SET PROBLEM.
Transcribe every entry word for word. Skip the pictures.

Records excerpted from a collection.

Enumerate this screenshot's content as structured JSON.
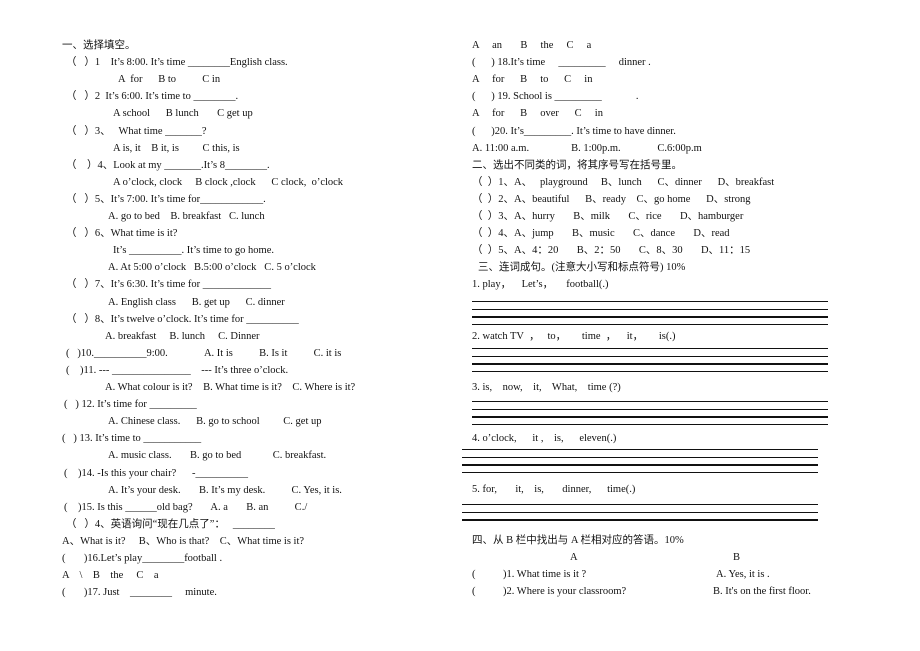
{
  "left_column": [
    "一、选择填空。",
    "（   ）1    It’s 8:00. It’s time ________English class.",
    "A  for      B to          C in",
    "（   ）2  It’s 6:00. It’s time to ________.",
    "A school      B lunch       C get up",
    "（   ）3、   What time _______?",
    "A is, it    B it, is         C this, is",
    "（    ）4、Look at my _______.It’s 8________.",
    "A o’clock, clock     B clock ,clock      C clock,  o’clock",
    "（   ）5、It’s 7:00. It’s time for____________.",
    "A. go to bed    B. breakfast   C. lunch",
    "（   ）6、What time is it?",
    "It’s __________. It’s time to go home.",
    "A. At 5:00 o’clock   B.5:00 o’clock   C. 5 o’clock",
    "（   ）7、It’s 6:30. It’s time for _____________",
    "A. English class      B. get up      C. dinner",
    "（   ）8、It’s twelve o’clock. It’s time for __________",
    "A. breakfast     B. lunch     C. Dinner",
    "(   )10.__________9:00.              A. It is          B. Is it          C. it is",
    "(    )11. --- _______________    --- It’s three o’clock.",
    "A. What colour is it?    B. What time is it?    C. Where is it?",
    "(   ) 12. It’s time for _________",
    "A. Chinese class.      B. go to school         C. get up",
    "(   ) 13. It’s time to ___________",
    "A. music class.       B. go to bed            C. breakfast.",
    "(    )14. -Is this your chair?      -__________",
    "A. It’s your desk.       B. It’s my desk.          C. Yes, it is.",
    "(    )15. Is this ______old bag?       A. a       B. an          C./",
    "（   ）4、英语询问“现在几点了”：   ________",
    "A、What is it?     B、Who is that?    C、What time is it?",
    "(       )16.Let’s play________football .",
    "A    \\    B    the     C    a",
    "(       )17. Just    ________     minute."
  ],
  "right_column": [
    "A     an       B     the     C     a",
    "(      ) 18.It’s time     _________     dinner .",
    "A     for      B     to      C     in",
    "(      ) 19. School is _________             .",
    "A     for      B     over      C     in",
    "(      )20. It’s_________. It’s time to have dinner.",
    "A. 11:00 a.m.                B. 1:00p.m.              C.6:00p.m",
    "二、选出不同类的词，将其序号写在括号里。",
    "（  ）1、A、   playground     B、lunch      C、dinner      D、breakfast",
    "（  ）2、A、beautiful      B、ready    C、go home      D、strong",
    "（  ）3、A、hurry       B、milk       C、rice       D、hamburger",
    "（  ）4、A、jump       B、music       C、dance       D、read",
    "（  ）5、A、4：20       B、2：50       C、8、30       D、11：15"
  ],
  "section3": {
    "title": "三、连词成句。(注意大小写和标点符号) 10%",
    "items": [
      "1. play，    Let’s，     football(.)",
      "2. watch TV  ，   to，      time  ，    it，      is(.)",
      "3. is,    now,    it,    What,    time (?)",
      "4. o’clock,      it ,    is,      eleven(.)",
      "5. for,       it,    is,       dinner,      time(.)"
    ]
  },
  "section4": {
    "title": "四、从 B 栏中找出与 A 栏相对应的答语。10%",
    "col_a": "A",
    "col_b": "B",
    "rows": [
      {
        "bracket": "(",
        "question": ")1. What time is it ?",
        "answer": "A. Yes, it is ."
      },
      {
        "bracket": "(",
        "question": ")2. Where is your classroom?",
        "answer": "B. It's on the first floor."
      }
    ]
  }
}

ANSWER TO THIS PROBLEM.
Enumerate this screenshot's content as structured JSON.
{
  "left_column": [
    "一、选择填空。",
    "（   ）1    It’s 8:00. It’s time ________English class.",
    "A  for      B to          C in",
    "（   ）2  It’s 6:00. It’s time to ________.",
    "A school      B lunch       C get up",
    "（   ）3、   What time _______?",
    "A is, it    B it, is         C this, is",
    "（    ）4、Look at my _______.It’s 8________.",
    "A o’clock, clock     B clock ,clock      C clock,  o’clock",
    "（   ）5、It’s 7:00. It’s time for____________.",
    "A. go to bed    B. breakfast   C. lunch",
    "（   ）6、What time is it?",
    "It’s __________. It’s time to go home.",
    "A. At 5:00 o’clock   B.5:00 o’clock   C. 5 o’clock",
    "（   ）7、It’s 6:30. It’s time for _____________",
    "A. English class      B. get up      C. dinner",
    "（   ）8、It’s twelve o’clock. It’s time for __________",
    "A. breakfast     B. lunch     C. Dinner",
    "(   )10.__________9:00.              A. It is          B. Is it          C. it is",
    "(    )11. --- _______________    --- It’s three o’clock.",
    "A. What colour is it?    B. What time is it?    C. Where is it?",
    "(   ) 12. It’s time for _________",
    "A. Chinese class.      B. go to school         C. get up",
    "(   ) 13. It’s time to ___________",
    "A. music class.       B. go to bed            C. breakfast.",
    "(    )14. -Is this your chair?      -__________",
    "A. It’s your desk.       B. It’s my desk.          C. Yes, it is.",
    "(    )15. Is this ______old bag?       A. a       B. an          C./",
    "（   ）4、英语询问“现在几点了”：   ________",
    "A、What is it?     B、Who is that?    C、What time is it?",
    "(       )16.Let’s play________football .",
    "A    \\    B    the     C    a",
    "(       )17. Just    ________     minute."
  ],
  "right_column": [
    "A     an       B     the     C     a",
    "(      ) 18.It’s time     _________     dinner .",
    "A     for      B     to      C     in",
    "(      ) 19. School is _________             .",
    "A     for      B     over      C     in",
    "(      )20. It’s_________. It’s time to have dinner.",
    "A. 11:00 a.m.                B. 1:00p.m.              C.6:00p.m",
    "二、选出不同类的词，将其序号写在括号里。",
    "（  ）1、A、   playground     B、lunch      C、dinner      D、breakfast",
    "（  ）2、A、beautiful      B、ready    C、go home      D、strong",
    "（  ）3、A、hurry       B、milk       C、rice       D、hamburger",
    "（  ）4、A、jump       B、music       C、dance       D、read",
    "（  ）5、A、4：20       B、2：50       C、8、30       D、11：15"
  ],
  "section3": {
    "title": "三、连词成句。(注意大小写和标点符号) 10%",
    "items": [
      "1. play，    Let’s，     football(.)",
      "2. watch TV  ，   to，      time  ，    it，      is(.)",
      "3. is,    now,    it,    What,    time (?)",
      "4. o’clock,      it ,    is,      eleven(.)",
      "5. for,       it,    is,       dinner,      time(.)"
    ]
  },
  "section4": {
    "title": "四、从 B 栏中找出与 A 栏相对应的答语。10%",
    "col_a": "A",
    "col_b": "B",
    "rows": [
      {
        "bracket": "(",
        "question": ")1. What time is it ?",
        "answer": "A. Yes, it is ."
      },
      {
        "bracket": "(",
        "question": ")2. Where is your classroom?",
        "answer": "B. It's on the first floor."
      }
    ]
  }
}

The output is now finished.